> **GOAL**
Transcribe every entry word for word. Skip the pictures.

□ □ □ □

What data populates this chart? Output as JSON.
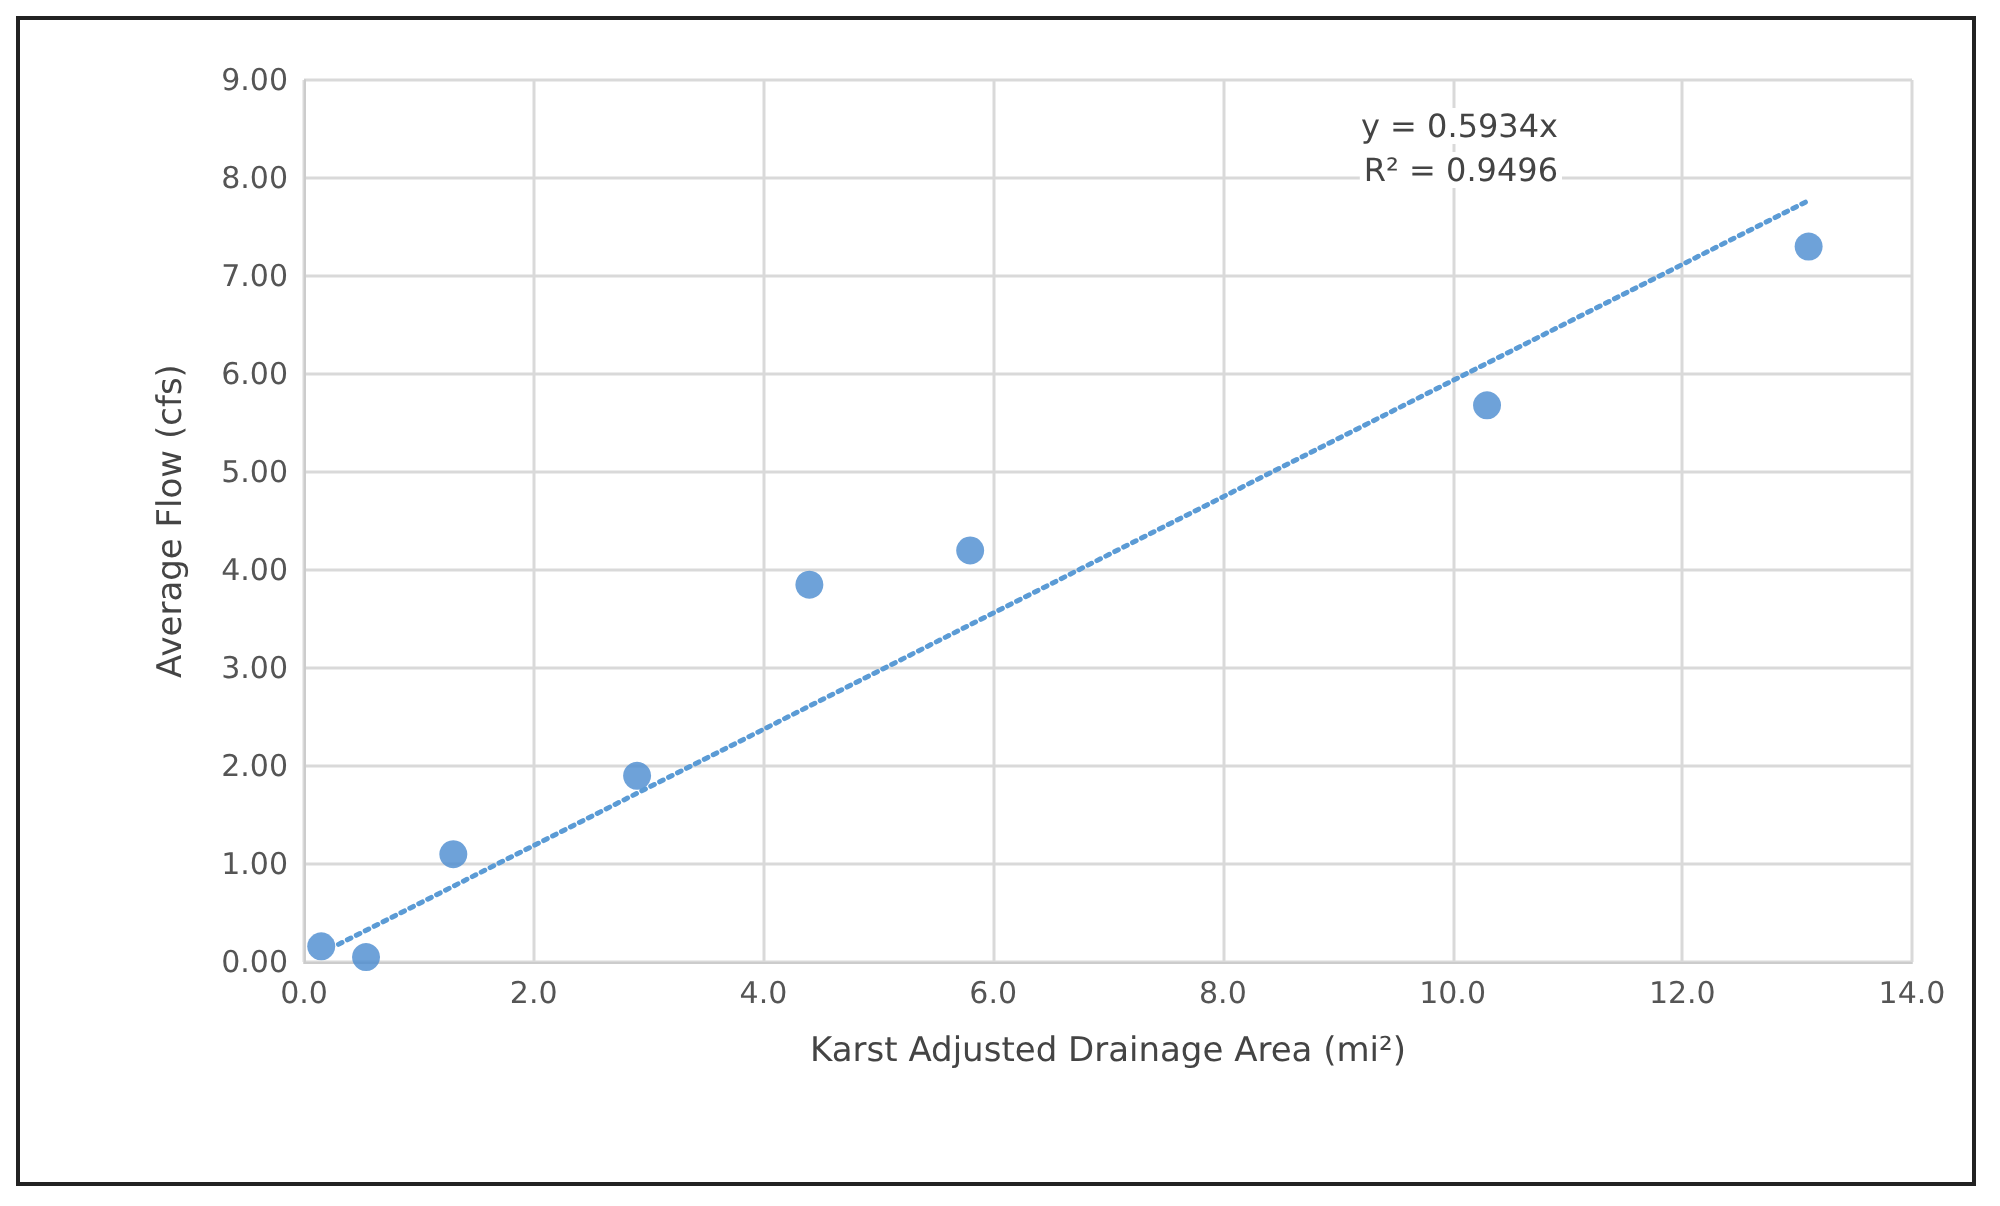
{
  "chart_data": {
    "type": "scatter",
    "xlabel": "Karst Adjusted Drainage Area (mi²)",
    "ylabel": "Average Flow (cfs)",
    "annotations": [
      "y = 0.5934x",
      "R² = 0.9496"
    ],
    "series": [
      {
        "color": "#4a8bcf",
        "marker": "circle",
        "x": [
          0.15,
          0.54,
          1.3,
          2.9,
          4.4,
          5.8,
          10.3,
          13.1
        ],
        "values": [
          0.16,
          0.05,
          1.1,
          1.9,
          3.85,
          4.2,
          5.68,
          7.3
        ]
      },
      {
        "type": "line",
        "color": "#5b9bd5",
        "marker": "none",
        "line_style": "dotted",
        "x": [
          0.3,
          13.1
        ],
        "values": [
          0.18,
          7.77
        ]
      }
    ],
    "xlim": [
      0,
      14
    ],
    "ylim": [
      0,
      9
    ],
    "xticks": [
      {
        "value": 0,
        "label": "0.0"
      },
      {
        "value": 2,
        "label": "2.0"
      },
      {
        "value": 4,
        "label": "4.0"
      },
      {
        "value": 6,
        "label": "6.0"
      },
      {
        "value": 8,
        "label": "8.0"
      },
      {
        "value": 10,
        "label": "10.0"
      },
      {
        "value": 12,
        "label": "12.0"
      },
      {
        "value": 14,
        "label": "14.0"
      }
    ],
    "yticks": [
      {
        "value": 0,
        "label": "0.00"
      },
      {
        "value": 1,
        "label": "1.00"
      },
      {
        "value": 2,
        "label": "2.00"
      },
      {
        "value": 3,
        "label": "3.00"
      },
      {
        "value": 4,
        "label": "4.00"
      },
      {
        "value": 5,
        "label": "5.00"
      },
      {
        "value": 6,
        "label": "6.00"
      },
      {
        "value": 7,
        "label": "7.00"
      },
      {
        "value": 8,
        "label": "8.00"
      },
      {
        "value": 9,
        "label": "9.00"
      }
    ],
    "grid": true
  }
}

□ □ □ □

> **ANSWER**
What data populates this chart? Output as JSON.
{
  "chart_data": {
    "type": "scatter",
    "xlabel": "Karst Adjusted Drainage Area (mi²)",
    "ylabel": "Average Flow (cfs)",
    "annotations": [
      "y = 0.5934x",
      "R² = 0.9496"
    ],
    "series": [
      {
        "color": "#4a8bcf",
        "marker": "circle",
        "x": [
          0.15,
          0.54,
          1.3,
          2.9,
          4.4,
          5.8,
          10.3,
          13.1
        ],
        "values": [
          0.16,
          0.05,
          1.1,
          1.9,
          3.85,
          4.2,
          5.68,
          7.3
        ]
      },
      {
        "type": "line",
        "color": "#5b9bd5",
        "marker": "none",
        "line_style": "dotted",
        "x": [
          0.3,
          13.1
        ],
        "values": [
          0.18,
          7.77
        ]
      }
    ],
    "xlim": [
      0,
      14
    ],
    "ylim": [
      0,
      9
    ],
    "xticks": [
      {
        "value": 0,
        "label": "0.0"
      },
      {
        "value": 2,
        "label": "2.0"
      },
      {
        "value": 4,
        "label": "4.0"
      },
      {
        "value": 6,
        "label": "6.0"
      },
      {
        "value": 8,
        "label": "8.0"
      },
      {
        "value": 10,
        "label": "10.0"
      },
      {
        "value": 12,
        "label": "12.0"
      },
      {
        "value": 14,
        "label": "14.0"
      }
    ],
    "yticks": [
      {
        "value": 0,
        "label": "0.00"
      },
      {
        "value": 1,
        "label": "1.00"
      },
      {
        "value": 2,
        "label": "2.00"
      },
      {
        "value": 3,
        "label": "3.00"
      },
      {
        "value": 4,
        "label": "4.00"
      },
      {
        "value": 5,
        "label": "5.00"
      },
      {
        "value": 6,
        "label": "6.00"
      },
      {
        "value": 7,
        "label": "7.00"
      },
      {
        "value": 8,
        "label": "8.00"
      },
      {
        "value": 9,
        "label": "9.00"
      }
    ],
    "grid": true
  }
}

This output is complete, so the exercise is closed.